--- begin ---
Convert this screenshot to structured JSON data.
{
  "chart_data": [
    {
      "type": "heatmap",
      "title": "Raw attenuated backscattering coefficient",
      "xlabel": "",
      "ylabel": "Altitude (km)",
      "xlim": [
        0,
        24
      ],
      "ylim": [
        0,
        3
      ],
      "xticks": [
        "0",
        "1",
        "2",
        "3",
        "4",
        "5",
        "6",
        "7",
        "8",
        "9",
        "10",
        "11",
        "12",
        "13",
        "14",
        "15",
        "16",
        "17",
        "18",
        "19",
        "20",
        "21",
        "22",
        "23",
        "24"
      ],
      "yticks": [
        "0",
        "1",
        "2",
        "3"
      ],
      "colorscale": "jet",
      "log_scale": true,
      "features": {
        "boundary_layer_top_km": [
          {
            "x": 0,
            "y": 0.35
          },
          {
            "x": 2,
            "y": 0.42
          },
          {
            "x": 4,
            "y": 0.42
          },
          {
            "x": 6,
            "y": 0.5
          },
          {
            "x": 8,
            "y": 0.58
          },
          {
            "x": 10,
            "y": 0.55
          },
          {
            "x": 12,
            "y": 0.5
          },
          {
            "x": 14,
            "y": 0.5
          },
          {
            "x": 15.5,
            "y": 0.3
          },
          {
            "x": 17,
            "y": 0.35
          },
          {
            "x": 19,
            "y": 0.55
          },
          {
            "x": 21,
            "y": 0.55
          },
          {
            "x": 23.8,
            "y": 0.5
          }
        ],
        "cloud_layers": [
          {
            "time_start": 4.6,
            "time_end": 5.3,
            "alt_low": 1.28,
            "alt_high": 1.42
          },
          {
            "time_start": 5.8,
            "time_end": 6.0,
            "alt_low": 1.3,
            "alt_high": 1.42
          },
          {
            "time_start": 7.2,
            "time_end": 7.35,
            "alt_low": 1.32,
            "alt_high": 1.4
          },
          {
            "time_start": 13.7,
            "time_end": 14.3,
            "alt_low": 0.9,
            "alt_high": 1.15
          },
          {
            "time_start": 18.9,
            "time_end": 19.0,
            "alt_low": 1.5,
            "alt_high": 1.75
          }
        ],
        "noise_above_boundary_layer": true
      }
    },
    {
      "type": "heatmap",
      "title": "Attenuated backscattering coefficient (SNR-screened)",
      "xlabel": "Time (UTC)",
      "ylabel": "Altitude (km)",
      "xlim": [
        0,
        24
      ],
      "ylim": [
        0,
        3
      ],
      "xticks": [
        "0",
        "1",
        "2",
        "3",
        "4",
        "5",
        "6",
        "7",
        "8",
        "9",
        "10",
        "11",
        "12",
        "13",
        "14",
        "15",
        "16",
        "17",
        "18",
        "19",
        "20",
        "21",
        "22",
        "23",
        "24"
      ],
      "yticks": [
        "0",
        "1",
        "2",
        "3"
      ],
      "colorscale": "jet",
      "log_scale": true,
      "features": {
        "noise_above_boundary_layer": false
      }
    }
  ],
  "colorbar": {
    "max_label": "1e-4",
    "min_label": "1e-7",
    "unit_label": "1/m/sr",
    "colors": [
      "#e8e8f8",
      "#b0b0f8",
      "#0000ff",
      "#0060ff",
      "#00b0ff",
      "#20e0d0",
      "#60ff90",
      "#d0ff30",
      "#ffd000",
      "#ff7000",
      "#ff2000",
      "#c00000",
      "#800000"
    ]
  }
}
--- end ---
● Description of the task: What is the number of lines above that hold the string "title"? Answer with that number alone.

● Written response: 2